▶ Stated exercise:
Below are some entries. Output each one exactly as it appears.

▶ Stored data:
━━━━━━━━━━
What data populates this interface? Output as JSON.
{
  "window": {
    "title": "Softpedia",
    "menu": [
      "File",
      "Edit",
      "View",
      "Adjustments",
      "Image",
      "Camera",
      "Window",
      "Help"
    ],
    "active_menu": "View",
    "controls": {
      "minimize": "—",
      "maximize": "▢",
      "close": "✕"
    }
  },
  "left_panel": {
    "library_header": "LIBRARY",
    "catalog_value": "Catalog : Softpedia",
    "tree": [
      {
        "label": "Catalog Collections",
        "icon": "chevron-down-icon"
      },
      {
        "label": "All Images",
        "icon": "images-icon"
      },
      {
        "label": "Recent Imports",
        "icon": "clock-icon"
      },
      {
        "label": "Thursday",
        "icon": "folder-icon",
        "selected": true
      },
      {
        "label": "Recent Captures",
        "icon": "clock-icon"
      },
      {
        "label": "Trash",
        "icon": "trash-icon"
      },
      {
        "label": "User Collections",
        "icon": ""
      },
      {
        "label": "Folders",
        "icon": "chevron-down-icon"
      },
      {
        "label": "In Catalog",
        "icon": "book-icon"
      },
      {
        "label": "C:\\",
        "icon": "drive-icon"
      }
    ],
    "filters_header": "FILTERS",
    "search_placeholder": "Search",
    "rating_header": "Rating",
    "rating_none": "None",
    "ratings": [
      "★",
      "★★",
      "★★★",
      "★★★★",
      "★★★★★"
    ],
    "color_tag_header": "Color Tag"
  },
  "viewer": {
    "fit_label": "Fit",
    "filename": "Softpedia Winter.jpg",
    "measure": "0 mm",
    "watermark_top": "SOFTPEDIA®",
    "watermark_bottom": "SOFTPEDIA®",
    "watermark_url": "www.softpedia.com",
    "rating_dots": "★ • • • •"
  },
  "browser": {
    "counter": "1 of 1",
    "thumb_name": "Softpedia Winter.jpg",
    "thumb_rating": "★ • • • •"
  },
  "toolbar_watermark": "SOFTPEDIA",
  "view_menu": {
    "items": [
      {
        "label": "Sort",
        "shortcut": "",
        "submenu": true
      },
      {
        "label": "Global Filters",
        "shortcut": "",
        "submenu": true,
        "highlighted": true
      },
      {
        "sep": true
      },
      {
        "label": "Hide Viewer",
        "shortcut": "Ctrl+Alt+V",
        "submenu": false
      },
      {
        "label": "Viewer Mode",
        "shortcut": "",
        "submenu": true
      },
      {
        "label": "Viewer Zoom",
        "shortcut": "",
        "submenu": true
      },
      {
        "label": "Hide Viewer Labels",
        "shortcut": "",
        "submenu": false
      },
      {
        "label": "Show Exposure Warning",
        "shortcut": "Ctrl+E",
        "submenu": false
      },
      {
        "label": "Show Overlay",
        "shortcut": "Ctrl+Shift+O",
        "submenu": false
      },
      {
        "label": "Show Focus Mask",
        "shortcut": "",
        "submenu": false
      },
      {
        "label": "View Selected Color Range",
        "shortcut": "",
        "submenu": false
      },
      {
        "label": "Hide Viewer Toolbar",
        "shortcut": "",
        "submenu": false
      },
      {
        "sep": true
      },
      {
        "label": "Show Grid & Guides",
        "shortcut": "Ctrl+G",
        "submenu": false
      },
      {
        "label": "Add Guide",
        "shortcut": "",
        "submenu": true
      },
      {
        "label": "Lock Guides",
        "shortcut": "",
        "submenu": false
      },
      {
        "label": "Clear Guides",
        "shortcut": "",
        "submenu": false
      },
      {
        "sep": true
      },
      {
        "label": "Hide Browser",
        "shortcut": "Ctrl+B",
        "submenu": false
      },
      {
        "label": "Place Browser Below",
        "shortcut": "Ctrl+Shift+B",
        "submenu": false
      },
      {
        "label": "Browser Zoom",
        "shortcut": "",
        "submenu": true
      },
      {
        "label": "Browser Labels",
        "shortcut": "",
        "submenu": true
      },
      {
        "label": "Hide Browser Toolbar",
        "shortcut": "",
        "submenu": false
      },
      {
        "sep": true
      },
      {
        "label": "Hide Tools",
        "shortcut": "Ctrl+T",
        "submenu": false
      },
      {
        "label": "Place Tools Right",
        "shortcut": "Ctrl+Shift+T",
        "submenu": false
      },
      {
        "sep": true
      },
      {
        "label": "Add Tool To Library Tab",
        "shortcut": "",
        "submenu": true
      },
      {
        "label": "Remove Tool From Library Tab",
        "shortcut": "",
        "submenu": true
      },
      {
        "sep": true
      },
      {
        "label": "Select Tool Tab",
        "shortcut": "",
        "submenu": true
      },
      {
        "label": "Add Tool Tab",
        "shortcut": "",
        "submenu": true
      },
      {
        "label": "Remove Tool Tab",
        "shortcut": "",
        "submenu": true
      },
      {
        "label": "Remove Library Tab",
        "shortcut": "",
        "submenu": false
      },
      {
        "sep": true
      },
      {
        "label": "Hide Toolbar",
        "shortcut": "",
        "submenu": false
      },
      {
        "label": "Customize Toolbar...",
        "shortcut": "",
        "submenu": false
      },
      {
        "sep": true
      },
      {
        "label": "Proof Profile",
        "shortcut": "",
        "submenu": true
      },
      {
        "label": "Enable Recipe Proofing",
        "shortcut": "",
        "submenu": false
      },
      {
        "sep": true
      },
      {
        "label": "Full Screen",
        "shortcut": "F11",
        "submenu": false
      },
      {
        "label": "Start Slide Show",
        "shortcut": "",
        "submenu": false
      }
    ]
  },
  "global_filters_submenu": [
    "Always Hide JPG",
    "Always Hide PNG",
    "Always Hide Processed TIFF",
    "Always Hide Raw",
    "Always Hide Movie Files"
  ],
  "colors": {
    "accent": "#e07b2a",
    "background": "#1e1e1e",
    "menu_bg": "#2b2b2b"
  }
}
━━━━━━━━━━
▶ Task solution:
What data populates this interface? Output as JSON.
{
  "window": {
    "title": "Softpedia",
    "menu": [
      "File",
      "Edit",
      "View",
      "Adjustments",
      "Image",
      "Camera",
      "Window",
      "Help"
    ],
    "active_menu": "View",
    "controls": {
      "minimize": "—",
      "maximize": "▢",
      "close": "✕"
    }
  },
  "left_panel": {
    "library_header": "LIBRARY",
    "catalog_value": "Catalog : Softpedia",
    "tree": [
      {
        "label": "Catalog Collections",
        "icon": "chevron-down-icon"
      },
      {
        "label": "All Images",
        "icon": "images-icon"
      },
      {
        "label": "Recent Imports",
        "icon": "clock-icon"
      },
      {
        "label": "Thursday",
        "icon": "folder-icon",
        "selected": true
      },
      {
        "label": "Recent Captures",
        "icon": "clock-icon"
      },
      {
        "label": "Trash",
        "icon": "trash-icon"
      },
      {
        "label": "User Collections",
        "icon": ""
      },
      {
        "label": "Folders",
        "icon": "chevron-down-icon"
      },
      {
        "label": "In Catalog",
        "icon": "book-icon"
      },
      {
        "label": "C:\\",
        "icon": "drive-icon"
      }
    ],
    "filters_header": "FILTERS",
    "search_placeholder": "Search",
    "rating_header": "Rating",
    "rating_none": "None",
    "ratings": [
      "★",
      "★★",
      "★★★",
      "★★★★",
      "★★★★★"
    ],
    "color_tag_header": "Color Tag"
  },
  "viewer": {
    "fit_label": "Fit",
    "filename": "Softpedia Winter.jpg",
    "measure": "0 mm",
    "watermark_top": "SOFTPEDIA®",
    "watermark_bottom": "SOFTPEDIA®",
    "watermark_url": "www.softpedia.com",
    "rating_dots": "★ • • • •"
  },
  "browser": {
    "counter": "1 of 1",
    "thumb_name": "Softpedia Winter.jpg",
    "thumb_rating": "★ • • • •"
  },
  "toolbar_watermark": "SOFTPEDIA",
  "view_menu": {
    "items": [
      {
        "label": "Sort",
        "shortcut": "",
        "submenu": true
      },
      {
        "label": "Global Filters",
        "shortcut": "",
        "submenu": true,
        "highlighted": true
      },
      {
        "sep": true
      },
      {
        "label": "Hide Viewer",
        "shortcut": "Ctrl+Alt+V",
        "submenu": false
      },
      {
        "label": "Viewer Mode",
        "shortcut": "",
        "submenu": true
      },
      {
        "label": "Viewer Zoom",
        "shortcut": "",
        "submenu": true
      },
      {
        "label": "Hide Viewer Labels",
        "shortcut": "",
        "submenu": false
      },
      {
        "label": "Show Exposure Warning",
        "shortcut": "Ctrl+E",
        "submenu": false
      },
      {
        "label": "Show Overlay",
        "shortcut": "Ctrl+Shift+O",
        "submenu": false
      },
      {
        "label": "Show Focus Mask",
        "shortcut": "",
        "submenu": false
      },
      {
        "label": "View Selected Color Range",
        "shortcut": "",
        "submenu": false
      },
      {
        "label": "Hide Viewer Toolbar",
        "shortcut": "",
        "submenu": false
      },
      {
        "sep": true
      },
      {
        "label": "Show Grid & Guides",
        "shortcut": "Ctrl+G",
        "submenu": false
      },
      {
        "label": "Add Guide",
        "shortcut": "",
        "submenu": true
      },
      {
        "label": "Lock Guides",
        "shortcut": "",
        "submenu": false
      },
      {
        "label": "Clear Guides",
        "shortcut": "",
        "submenu": false
      },
      {
        "sep": true
      },
      {
        "label": "Hide Browser",
        "shortcut": "Ctrl+B",
        "submenu": false
      },
      {
        "label": "Place Browser Below",
        "shortcut": "Ctrl+Shift+B",
        "submenu": false
      },
      {
        "label": "Browser Zoom",
        "shortcut": "",
        "submenu": true
      },
      {
        "label": "Browser Labels",
        "shortcut": "",
        "submenu": true
      },
      {
        "label": "Hide Browser Toolbar",
        "shortcut": "",
        "submenu": false
      },
      {
        "sep": true
      },
      {
        "label": "Hide Tools",
        "shortcut": "Ctrl+T",
        "submenu": false
      },
      {
        "label": "Place Tools Right",
        "shortcut": "Ctrl+Shift+T",
        "submenu": false
      },
      {
        "sep": true
      },
      {
        "label": "Add Tool To Library Tab",
        "shortcut": "",
        "submenu": true
      },
      {
        "label": "Remove Tool From Library Tab",
        "shortcut": "",
        "submenu": true
      },
      {
        "sep": true
      },
      {
        "label": "Select Tool Tab",
        "shortcut": "",
        "submenu": true
      },
      {
        "label": "Add Tool Tab",
        "shortcut": "",
        "submenu": true
      },
      {
        "label": "Remove Tool Tab",
        "shortcut": "",
        "submenu": true
      },
      {
        "label": "Remove Library Tab",
        "shortcut": "",
        "submenu": false
      },
      {
        "sep": true
      },
      {
        "label": "Hide Toolbar",
        "shortcut": "",
        "submenu": false
      },
      {
        "label": "Customize Toolbar...",
        "shortcut": "",
        "submenu": false
      },
      {
        "sep": true
      },
      {
        "label": "Proof Profile",
        "shortcut": "",
        "submenu": true
      },
      {
        "label": "Enable Recipe Proofing",
        "shortcut": "",
        "submenu": false
      },
      {
        "sep": true
      },
      {
        "label": "Full Screen",
        "shortcut": "F11",
        "submenu": false
      },
      {
        "label": "Start Slide Show",
        "shortcut": "",
        "submenu": false
      }
    ]
  },
  "global_filters_submenu": [
    "Always Hide JPG",
    "Always Hide PNG",
    "Always Hide Processed TIFF",
    "Always Hide Raw",
    "Always Hide Movie Files"
  ],
  "colors": {
    "accent": "#e07b2a",
    "background": "#1e1e1e",
    "menu_bg": "#2b2b2b"
  }
}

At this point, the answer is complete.